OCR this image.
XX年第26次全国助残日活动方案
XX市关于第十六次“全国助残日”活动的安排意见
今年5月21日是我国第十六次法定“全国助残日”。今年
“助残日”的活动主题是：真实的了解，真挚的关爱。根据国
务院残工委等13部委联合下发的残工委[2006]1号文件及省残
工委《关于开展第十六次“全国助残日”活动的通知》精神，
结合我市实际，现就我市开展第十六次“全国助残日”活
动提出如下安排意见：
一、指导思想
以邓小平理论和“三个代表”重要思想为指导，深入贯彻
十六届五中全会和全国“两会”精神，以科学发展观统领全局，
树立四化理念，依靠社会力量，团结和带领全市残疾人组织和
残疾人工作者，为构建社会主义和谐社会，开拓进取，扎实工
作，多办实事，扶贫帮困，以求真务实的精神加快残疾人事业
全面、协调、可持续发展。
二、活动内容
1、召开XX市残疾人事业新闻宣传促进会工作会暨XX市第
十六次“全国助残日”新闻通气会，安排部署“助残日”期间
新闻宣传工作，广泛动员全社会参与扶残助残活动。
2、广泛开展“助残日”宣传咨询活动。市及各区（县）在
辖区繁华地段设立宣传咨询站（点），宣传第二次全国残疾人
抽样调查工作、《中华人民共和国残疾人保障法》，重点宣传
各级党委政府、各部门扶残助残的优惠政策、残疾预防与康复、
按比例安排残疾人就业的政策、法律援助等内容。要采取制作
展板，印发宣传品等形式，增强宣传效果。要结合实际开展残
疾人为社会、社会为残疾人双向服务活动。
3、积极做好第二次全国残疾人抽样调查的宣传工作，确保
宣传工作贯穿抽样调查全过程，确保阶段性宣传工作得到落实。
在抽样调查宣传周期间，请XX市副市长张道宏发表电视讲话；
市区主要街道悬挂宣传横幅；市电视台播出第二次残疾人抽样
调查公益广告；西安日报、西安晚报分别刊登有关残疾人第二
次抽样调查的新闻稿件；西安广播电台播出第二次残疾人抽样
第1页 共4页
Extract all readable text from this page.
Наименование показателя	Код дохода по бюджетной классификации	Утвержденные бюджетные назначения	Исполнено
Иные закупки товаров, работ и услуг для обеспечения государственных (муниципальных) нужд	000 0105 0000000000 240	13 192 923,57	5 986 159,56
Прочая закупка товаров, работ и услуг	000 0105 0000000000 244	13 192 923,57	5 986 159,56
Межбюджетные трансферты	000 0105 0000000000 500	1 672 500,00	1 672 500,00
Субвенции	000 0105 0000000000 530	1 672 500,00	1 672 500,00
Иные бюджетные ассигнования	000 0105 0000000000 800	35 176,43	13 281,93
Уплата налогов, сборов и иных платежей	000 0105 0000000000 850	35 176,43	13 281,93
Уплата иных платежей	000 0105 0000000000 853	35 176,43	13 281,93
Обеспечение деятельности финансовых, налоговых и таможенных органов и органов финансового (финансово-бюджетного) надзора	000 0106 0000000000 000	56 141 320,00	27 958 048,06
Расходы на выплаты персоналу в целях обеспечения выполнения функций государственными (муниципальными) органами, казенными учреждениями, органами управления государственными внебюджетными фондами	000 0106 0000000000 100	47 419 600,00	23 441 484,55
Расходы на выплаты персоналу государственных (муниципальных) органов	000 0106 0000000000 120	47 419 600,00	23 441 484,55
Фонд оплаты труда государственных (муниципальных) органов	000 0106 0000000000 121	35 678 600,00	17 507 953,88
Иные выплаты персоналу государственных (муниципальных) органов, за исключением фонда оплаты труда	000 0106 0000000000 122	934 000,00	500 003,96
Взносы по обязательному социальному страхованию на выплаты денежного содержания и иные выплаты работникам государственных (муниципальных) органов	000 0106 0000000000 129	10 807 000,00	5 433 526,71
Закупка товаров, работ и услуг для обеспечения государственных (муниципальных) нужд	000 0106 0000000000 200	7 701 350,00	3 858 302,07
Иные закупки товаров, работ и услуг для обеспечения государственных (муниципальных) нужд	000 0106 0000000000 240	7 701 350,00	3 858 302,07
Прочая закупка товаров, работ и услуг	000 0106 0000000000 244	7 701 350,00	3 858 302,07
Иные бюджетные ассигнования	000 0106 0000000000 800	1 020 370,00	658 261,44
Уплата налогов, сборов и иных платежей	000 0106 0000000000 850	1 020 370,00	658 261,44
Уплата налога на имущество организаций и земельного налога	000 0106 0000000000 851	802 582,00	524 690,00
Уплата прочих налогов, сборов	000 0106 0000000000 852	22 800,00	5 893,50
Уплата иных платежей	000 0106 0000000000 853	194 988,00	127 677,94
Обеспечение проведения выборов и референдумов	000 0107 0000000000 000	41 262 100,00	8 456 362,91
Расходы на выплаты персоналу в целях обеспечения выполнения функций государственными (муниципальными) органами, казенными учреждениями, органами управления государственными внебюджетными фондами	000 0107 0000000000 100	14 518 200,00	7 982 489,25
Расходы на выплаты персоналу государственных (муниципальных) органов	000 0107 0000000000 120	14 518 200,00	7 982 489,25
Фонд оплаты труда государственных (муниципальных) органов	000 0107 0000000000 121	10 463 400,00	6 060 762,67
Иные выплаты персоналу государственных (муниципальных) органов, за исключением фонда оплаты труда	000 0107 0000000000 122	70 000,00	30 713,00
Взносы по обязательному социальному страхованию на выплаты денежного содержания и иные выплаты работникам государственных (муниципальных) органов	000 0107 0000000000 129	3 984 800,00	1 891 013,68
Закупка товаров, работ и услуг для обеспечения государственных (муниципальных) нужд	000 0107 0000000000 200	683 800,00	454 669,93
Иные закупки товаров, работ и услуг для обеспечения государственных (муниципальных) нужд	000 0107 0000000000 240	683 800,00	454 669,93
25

· · · · · · ·

# Problem to work on
Every entry needs to be retyped exactly.

# Task output
OCR this image.
XX年第26次全国助残日活动方案
XX市关于第十六次“全国助残日”活动的安排意见
今年5月21日是我国第十六次法定“全国助残日”。今年
“助残日”的活动主题是：真实的了解，真挚的关爱。根据国
务院残工委等13部委联合下发的残工委[2006]1号文件及省残
工委《关于开展第十六次“全国助残日”活动的通知》精神，
结合我市实际，现就我市开展第十六次“全国助残日”活
动提出如下安排意见：
一、指导思想
以邓小平理论和“三个代表”重要思想为指导，深入贯彻
十六届五中全会和全国“两会”精神，以科学发展观统领全局，
树立四化理念，依靠社会力量，团结和带领全市残疾人组织和
残疾人工作者，为构建社会主义和谐社会，开拓进取，扎实工
作，多办实事，扶贫帮困，以求真务实的精神加快残疾人事业
全面、协调、可持续发展。
二、活动内容
1、召开XX市残疾人事业新闻宣传促进会工作会暨XX市第
十六次“全国助残日”新闻通气会，安排部署“助残日”期间
新闻宣传工作，广泛动员全社会参与扶残助残活动。
2、广泛开展“助残日”宣传咨询活动。市及各区（县）在
辖区繁华地段设立宣传咨询站（点），宣传第二次全国残疾人
抽样调查工作、《中华人民共和国残疾人保障法》，重点宣传
各级党委政府、各部门扶残助残的优惠政策、残疾预防与康复、
按比例安排残疾人就业的政策、法律援助等内容。要采取制作
展板，印发宣传品等形式，增强宣传效果。要结合实际开展残
疾人为社会、社会为残疾人双向服务活动。
3、积极做好第二次全国残疾人抽样调查的宣传工作，确保
宣传工作贯穿抽样调查全过程，确保阶段性宣传工作得到落实。
在抽样调查宣传周期间，请XX市副市长张道宏发表电视讲话；
市区主要街道悬挂宣传横幅；市电视台播出第二次残疾人抽样
调查公益广告；西安日报、西安晚报分别刊登有关残疾人第二
次抽样调查的新闻稿件；西安广播电台播出第二次残疾人抽样
第1页 共4页
Extract all readable text from this page.
Наименование показателя	Код дохода по бюджетной классификации	Утвержденные бюджетные назначения	Исполнено
Иные закупки товаров, работ и услуг для обеспечения государственных (муниципальных) нужд	000 0105 0000000000 240	13 192 923,57	5 986 159,56
Прочая закупка товаров, работ и услуг	000 0105 0000000000 244	13 192 923,57	5 986 159,56
Межбюджетные трансферты	000 0105 0000000000 500	1 672 500,00	1 672 500,00
Субвенции	000 0105 0000000000 530	1 672 500,00	1 672 500,00
Иные бюджетные ассигнования	000 0105 0000000000 800	35 176,43	13 281,93
Уплата налогов, сборов и иных платежей	000 0105 0000000000 850	35 176,43	13 281,93
Уплата иных платежей	000 0105 0000000000 853	35 176,43	13 281,93
Обеспечение деятельности финансовых, налоговых и таможенных органов и органов финансового (финансово-бюджетного) надзора	000 0106 0000000000 000	56 141 320,00	27 958 048,06
Расходы на выплаты персоналу в целях обеспечения выполнения функций государственными (муниципальными) органами, казенными учреждениями, органами управления государственными внебюджетными фондами	000 0106 0000000000 100	47 419 600,00	23 441 484,55
Расходы на выплаты персоналу государственных (муниципальных) органов	000 0106 0000000000 120	47 419 600,00	23 441 484,55
Фонд оплаты труда государственных (муниципальных) органов	000 0106 0000000000 121	35 678 600,00	17 507 953,88
Иные выплаты персоналу государственных (муниципальных) органов, за исключением фонда оплаты труда	000 0106 0000000000 122	934 000,00	500 003,96
Взносы по обязательному социальному страхованию на выплаты денежного содержания и иные выплаты работникам государственных (муниципальных) органов	000 0106 0000000000 129	10 807 000,00	5 433 526,71
Закупка товаров, работ и услуг для обеспечения государственных (муниципальных) нужд	000 0106 0000000000 200	7 701 350,00	3 858 302,07
Иные закупки товаров, работ и услуг для обеспечения государственных (муниципальных) нужд	000 0106 0000000000 240	7 701 350,00	3 858 302,07
Прочая закупка товаров, работ и услуг	000 0106 0000000000 244	7 701 350,00	3 858 302,07
Иные бюджетные ассигнования	000 0106 0000000000 800	1 020 370,00	658 261,44
Уплата налогов, сборов и иных платежей	000 0106 0000000000 850	1 020 370,00	658 261,44
Уплата налога на имущество организаций и земельного налога	000 0106 0000000000 851	802 582,00	524 690,00
Уплата прочих налогов, сборов	000 0106 0000000000 852	22 800,00	5 893,50
Уплата иных платежей	000 0106 0000000000 853	194 988,00	127 677,94
Обеспечение проведения выборов и референдумов	000 0107 0000000000 000	41 262 100,00	8 456 362,91
Расходы на выплаты персоналу в целях обеспечения выполнения функций государственными (муниципальными) органами, казенными учреждениями, органами управления государственными внебюджетными фондами	000 0107 0000000000 100	14 518 200,00	7 982 489,25
Расходы на выплаты персоналу государственных (муниципальных) органов	000 0107 0000000000 120	14 518 200,00	7 982 489,25
Фонд оплаты труда государственных (муниципальных) органов	000 0107 0000000000 121	10 463 400,00	6 060 762,67
Иные выплаты персоналу государственных (муниципальных) органов, за исключением фонда оплаты труда	000 0107 0000000000 122	70 000,00	30 713,00
Взносы по обязательному социальному страхованию на выплаты денежного содержания и иные выплаты работникам государственных (муниципальных) органов	000 0107 0000000000 129	3 984 800,00	1 891 013,68
Закупка товаров, работ и услуг для обеспечения государственных (муниципальных) нужд	000 0107 0000000000 200	683 800,00	454 669,93
Иные закупки товаров, работ и услуг для обеспечения государственных (муниципальных) нужд	000 0107 0000000000 240	683 800,00	454 669,93
25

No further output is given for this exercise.